[START OF DATA TO PROCESS]

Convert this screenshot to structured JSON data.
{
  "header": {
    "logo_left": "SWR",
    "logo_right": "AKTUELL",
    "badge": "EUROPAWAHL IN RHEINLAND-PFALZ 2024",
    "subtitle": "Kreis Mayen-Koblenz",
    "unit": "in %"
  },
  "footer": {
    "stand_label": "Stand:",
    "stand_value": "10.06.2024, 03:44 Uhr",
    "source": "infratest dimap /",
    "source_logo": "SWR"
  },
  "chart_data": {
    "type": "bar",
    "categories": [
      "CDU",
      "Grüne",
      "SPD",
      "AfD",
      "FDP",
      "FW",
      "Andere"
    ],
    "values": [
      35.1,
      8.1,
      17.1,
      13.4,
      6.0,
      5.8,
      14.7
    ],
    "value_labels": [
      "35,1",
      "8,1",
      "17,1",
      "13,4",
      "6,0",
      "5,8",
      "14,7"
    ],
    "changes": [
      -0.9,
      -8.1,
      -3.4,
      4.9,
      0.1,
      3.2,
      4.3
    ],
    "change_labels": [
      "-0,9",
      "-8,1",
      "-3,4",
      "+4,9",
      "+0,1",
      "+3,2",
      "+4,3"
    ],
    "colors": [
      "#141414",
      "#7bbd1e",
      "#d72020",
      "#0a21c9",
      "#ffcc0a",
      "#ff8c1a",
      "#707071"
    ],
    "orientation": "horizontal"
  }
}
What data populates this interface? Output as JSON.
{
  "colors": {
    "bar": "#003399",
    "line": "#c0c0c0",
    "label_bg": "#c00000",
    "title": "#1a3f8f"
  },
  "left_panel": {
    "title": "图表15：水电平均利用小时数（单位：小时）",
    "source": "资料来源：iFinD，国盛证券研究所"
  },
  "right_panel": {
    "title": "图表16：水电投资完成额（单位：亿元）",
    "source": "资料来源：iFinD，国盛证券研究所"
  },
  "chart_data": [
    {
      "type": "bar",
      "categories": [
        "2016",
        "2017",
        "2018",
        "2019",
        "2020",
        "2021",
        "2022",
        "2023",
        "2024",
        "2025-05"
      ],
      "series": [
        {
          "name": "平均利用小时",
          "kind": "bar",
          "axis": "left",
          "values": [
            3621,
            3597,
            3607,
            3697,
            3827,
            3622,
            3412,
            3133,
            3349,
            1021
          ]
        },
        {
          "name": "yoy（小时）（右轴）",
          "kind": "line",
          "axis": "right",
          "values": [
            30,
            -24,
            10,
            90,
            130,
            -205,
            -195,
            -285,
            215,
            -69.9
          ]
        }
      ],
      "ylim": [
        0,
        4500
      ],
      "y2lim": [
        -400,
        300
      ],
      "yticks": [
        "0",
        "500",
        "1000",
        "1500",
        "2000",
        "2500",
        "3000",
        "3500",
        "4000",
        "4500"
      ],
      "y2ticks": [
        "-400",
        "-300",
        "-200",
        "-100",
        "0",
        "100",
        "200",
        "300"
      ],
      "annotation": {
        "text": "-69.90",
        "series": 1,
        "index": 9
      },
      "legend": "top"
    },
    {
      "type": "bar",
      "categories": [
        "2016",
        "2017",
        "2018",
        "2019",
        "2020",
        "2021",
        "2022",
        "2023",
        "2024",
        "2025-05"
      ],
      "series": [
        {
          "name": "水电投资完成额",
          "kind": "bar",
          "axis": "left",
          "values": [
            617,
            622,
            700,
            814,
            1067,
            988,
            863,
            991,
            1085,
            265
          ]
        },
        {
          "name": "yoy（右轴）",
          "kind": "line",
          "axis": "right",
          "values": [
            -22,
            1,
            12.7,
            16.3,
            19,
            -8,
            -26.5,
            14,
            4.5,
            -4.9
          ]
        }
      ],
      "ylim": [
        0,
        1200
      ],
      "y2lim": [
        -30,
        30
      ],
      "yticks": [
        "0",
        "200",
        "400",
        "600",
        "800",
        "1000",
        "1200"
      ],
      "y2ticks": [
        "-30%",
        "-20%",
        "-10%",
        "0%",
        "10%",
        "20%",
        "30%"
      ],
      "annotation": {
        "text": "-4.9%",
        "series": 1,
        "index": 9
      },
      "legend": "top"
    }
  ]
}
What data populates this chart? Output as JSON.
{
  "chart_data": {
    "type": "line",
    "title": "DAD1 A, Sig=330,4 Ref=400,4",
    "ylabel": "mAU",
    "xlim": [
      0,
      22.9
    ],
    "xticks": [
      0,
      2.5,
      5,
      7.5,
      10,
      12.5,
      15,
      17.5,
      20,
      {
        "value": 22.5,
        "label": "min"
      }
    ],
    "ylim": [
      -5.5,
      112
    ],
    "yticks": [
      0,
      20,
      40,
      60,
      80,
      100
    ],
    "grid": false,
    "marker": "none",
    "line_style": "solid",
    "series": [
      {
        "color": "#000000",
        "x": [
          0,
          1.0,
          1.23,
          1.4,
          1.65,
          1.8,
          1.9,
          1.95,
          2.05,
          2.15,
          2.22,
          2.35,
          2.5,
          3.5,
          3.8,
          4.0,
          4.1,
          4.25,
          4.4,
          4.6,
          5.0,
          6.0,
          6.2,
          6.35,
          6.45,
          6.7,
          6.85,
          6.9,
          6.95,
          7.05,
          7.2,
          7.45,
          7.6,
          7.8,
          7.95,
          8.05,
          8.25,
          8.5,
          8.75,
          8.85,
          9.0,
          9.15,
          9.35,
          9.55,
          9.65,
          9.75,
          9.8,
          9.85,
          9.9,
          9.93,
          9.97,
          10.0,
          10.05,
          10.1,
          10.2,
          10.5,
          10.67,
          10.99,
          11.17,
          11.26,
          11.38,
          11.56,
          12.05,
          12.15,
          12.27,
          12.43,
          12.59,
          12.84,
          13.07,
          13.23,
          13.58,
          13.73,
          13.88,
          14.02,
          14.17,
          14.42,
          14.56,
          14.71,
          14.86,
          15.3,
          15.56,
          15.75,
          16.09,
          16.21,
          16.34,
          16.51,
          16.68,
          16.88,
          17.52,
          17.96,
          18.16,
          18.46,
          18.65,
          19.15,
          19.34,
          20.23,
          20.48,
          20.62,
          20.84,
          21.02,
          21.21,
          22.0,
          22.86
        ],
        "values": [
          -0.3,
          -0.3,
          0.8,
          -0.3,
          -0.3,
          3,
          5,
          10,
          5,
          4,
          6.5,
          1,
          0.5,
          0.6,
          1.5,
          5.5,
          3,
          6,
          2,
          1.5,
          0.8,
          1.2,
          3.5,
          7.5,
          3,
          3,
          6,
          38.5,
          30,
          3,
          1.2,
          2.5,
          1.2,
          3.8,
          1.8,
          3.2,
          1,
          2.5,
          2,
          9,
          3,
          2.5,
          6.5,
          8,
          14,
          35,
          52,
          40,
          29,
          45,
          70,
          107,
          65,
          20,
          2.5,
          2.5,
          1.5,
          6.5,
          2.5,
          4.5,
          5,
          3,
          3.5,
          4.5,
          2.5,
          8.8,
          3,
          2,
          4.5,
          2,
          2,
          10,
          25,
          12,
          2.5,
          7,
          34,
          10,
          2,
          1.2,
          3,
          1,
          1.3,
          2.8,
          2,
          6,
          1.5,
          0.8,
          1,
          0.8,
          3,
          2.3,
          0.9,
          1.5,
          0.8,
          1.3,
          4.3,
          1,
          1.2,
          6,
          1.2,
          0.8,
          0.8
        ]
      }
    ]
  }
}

[END OF DATA TO PROCESS]

» TASK BRIEF:
Set all of the entries down again, exactly as they were given.

» REPLY:
Convert this screenshot to structured JSON data.
{
  "header": {
    "logo_left": "SWR",
    "logo_right": "AKTUELL",
    "badge": "EUROPAWAHL IN RHEINLAND-PFALZ 2024",
    "subtitle": "Kreis Mayen-Koblenz",
    "unit": "in %"
  },
  "footer": {
    "stand_label": "Stand:",
    "stand_value": "10.06.2024, 03:44 Uhr",
    "source": "infratest dimap /",
    "source_logo": "SWR"
  },
  "chart_data": {
    "type": "bar",
    "categories": [
      "CDU",
      "Grüne",
      "SPD",
      "AfD",
      "FDP",
      "FW",
      "Andere"
    ],
    "values": [
      35.1,
      8.1,
      17.1,
      13.4,
      6.0,
      5.8,
      14.7
    ],
    "value_labels": [
      "35,1",
      "8,1",
      "17,1",
      "13,4",
      "6,0",
      "5,8",
      "14,7"
    ],
    "changes": [
      -0.9,
      -8.1,
      -3.4,
      4.9,
      0.1,
      3.2,
      4.3
    ],
    "change_labels": [
      "-0,9",
      "-8,1",
      "-3,4",
      "+4,9",
      "+0,1",
      "+3,2",
      "+4,3"
    ],
    "colors": [
      "#141414",
      "#7bbd1e",
      "#d72020",
      "#0a21c9",
      "#ffcc0a",
      "#ff8c1a",
      "#707071"
    ],
    "orientation": "horizontal"
  }
}
What data populates this interface? Output as JSON.
{
  "colors": {
    "bar": "#003399",
    "line": "#c0c0c0",
    "label_bg": "#c00000",
    "title": "#1a3f8f"
  },
  "left_panel": {
    "title": "图表15：水电平均利用小时数（单位：小时）",
    "source": "资料来源：iFinD，国盛证券研究所"
  },
  "right_panel": {
    "title": "图表16：水电投资完成额（单位：亿元）",
    "source": "资料来源：iFinD，国盛证券研究所"
  },
  "chart_data": [
    {
      "type": "bar",
      "categories": [
        "2016",
        "2017",
        "2018",
        "2019",
        "2020",
        "2021",
        "2022",
        "2023",
        "2024",
        "2025-05"
      ],
      "series": [
        {
          "name": "平均利用小时",
          "kind": "bar",
          "axis": "left",
          "values": [
            3621,
            3597,
            3607,
            3697,
            3827,
            3622,
            3412,
            3133,
            3349,
            1021
          ]
        },
        {
          "name": "yoy（小时）（右轴）",
          "kind": "line",
          "axis": "right",
          "values": [
            30,
            -24,
            10,
            90,
            130,
            -205,
            -195,
            -285,
            215,
            -69.9
          ]
        }
      ],
      "ylim": [
        0,
        4500
      ],
      "y2lim": [
        -400,
        300
      ],
      "yticks": [
        "0",
        "500",
        "1000",
        "1500",
        "2000",
        "2500",
        "3000",
        "3500",
        "4000",
        "4500"
      ],
      "y2ticks": [
        "-400",
        "-300",
        "-200",
        "-100",
        "0",
        "100",
        "200",
        "300"
      ],
      "annotation": {
        "text": "-69.90",
        "series": 1,
        "index": 9
      },
      "legend": "top"
    },
    {
      "type": "bar",
      "categories": [
        "2016",
        "2017",
        "2018",
        "2019",
        "2020",
        "2021",
        "2022",
        "2023",
        "2024",
        "2025-05"
      ],
      "series": [
        {
          "name": "水电投资完成额",
          "kind": "bar",
          "axis": "left",
          "values": [
            617,
            622,
            700,
            814,
            1067,
            988,
            863,
            991,
            1085,
            265
          ]
        },
        {
          "name": "yoy（右轴）",
          "kind": "line",
          "axis": "right",
          "values": [
            -22,
            1,
            12.7,
            16.3,
            19,
            -8,
            -26.5,
            14,
            4.5,
            -4.9
          ]
        }
      ],
      "ylim": [
        0,
        1200
      ],
      "y2lim": [
        -30,
        30
      ],
      "yticks": [
        "0",
        "200",
        "400",
        "600",
        "800",
        "1000",
        "1200"
      ],
      "y2ticks": [
        "-30%",
        "-20%",
        "-10%",
        "0%",
        "10%",
        "20%",
        "30%"
      ],
      "annotation": {
        "text": "-4.9%",
        "series": 1,
        "index": 9
      },
      "legend": "top"
    }
  ]
}
What data populates this chart? Output as JSON.
{
  "chart_data": {
    "type": "line",
    "title": "DAD1 A, Sig=330,4 Ref=400,4",
    "ylabel": "mAU",
    "xlim": [
      0,
      22.9
    ],
    "xticks": [
      0,
      2.5,
      5,
      7.5,
      10,
      12.5,
      15,
      17.5,
      20,
      {
        "value": 22.5,
        "label": "min"
      }
    ],
    "ylim": [
      -5.5,
      112
    ],
    "yticks": [
      0,
      20,
      40,
      60,
      80,
      100
    ],
    "grid": false,
    "marker": "none",
    "line_style": "solid",
    "series": [
      {
        "color": "#000000",
        "x": [
          0,
          1.0,
          1.23,
          1.4,
          1.65,
          1.8,
          1.9,
          1.95,
          2.05,
          2.15,
          2.22,
          2.35,
          2.5,
          3.5,
          3.8,
          4.0,
          4.1,
          4.25,
          4.4,
          4.6,
          5.0,
          6.0,
          6.2,
          6.35,
          6.45,
          6.7,
          6.85,
          6.9,
          6.95,
          7.05,
          7.2,
          7.45,
          7.6,
          7.8,
          7.95,
          8.05,
          8.25,
          8.5,
          8.75,
          8.85,
          9.0,
          9.15,
          9.35,
          9.55,
          9.65,
          9.75,
          9.8,
          9.85,
          9.9,
          9.93,
          9.97,
          10.0,
          10.05,
          10.1,
          10.2,
          10.5,
          10.67,
          10.99,
          11.17,
          11.26,
          11.38,
          11.56,
          12.05,
          12.15,
          12.27,
          12.43,
          12.59,
          12.84,
          13.07,
          13.23,
          13.58,
          13.73,
          13.88,
          14.02,
          14.17,
          14.42,
          14.56,
          14.71,
          14.86,
          15.3,
          15.56,
          15.75,
          16.09,
          16.21,
          16.34,
          16.51,
          16.68,
          16.88,
          17.52,
          17.96,
          18.16,
          18.46,
          18.65,
          19.15,
          19.34,
          20.23,
          20.48,
          20.62,
          20.84,
          21.02,
          21.21,
          22.0,
          22.86
        ],
        "values": [
          -0.3,
          -0.3,
          0.8,
          -0.3,
          -0.3,
          3,
          5,
          10,
          5,
          4,
          6.5,
          1,
          0.5,
          0.6,
          1.5,
          5.5,
          3,
          6,
          2,
          1.5,
          0.8,
          1.2,
          3.5,
          7.5,
          3,
          3,
          6,
          38.5,
          30,
          3,
          1.2,
          2.5,
          1.2,
          3.8,
          1.8,
          3.2,
          1,
          2.5,
          2,
          9,
          3,
          2.5,
          6.5,
          8,
          14,
          35,
          52,
          40,
          29,
          45,
          70,
          107,
          65,
          20,
          2.5,
          2.5,
          1.5,
          6.5,
          2.5,
          4.5,
          5,
          3,
          3.5,
          4.5,
          2.5,
          8.8,
          3,
          2,
          4.5,
          2,
          2,
          10,
          25,
          12,
          2.5,
          7,
          34,
          10,
          2,
          1.2,
          3,
          1,
          1.3,
          2.8,
          2,
          6,
          1.5,
          0.8,
          1,
          0.8,
          3,
          2.3,
          0.9,
          1.5,
          0.8,
          1.3,
          4.3,
          1,
          1.2,
          6,
          1.2,
          0.8,
          0.8
        ]
      }
    ]
  }
}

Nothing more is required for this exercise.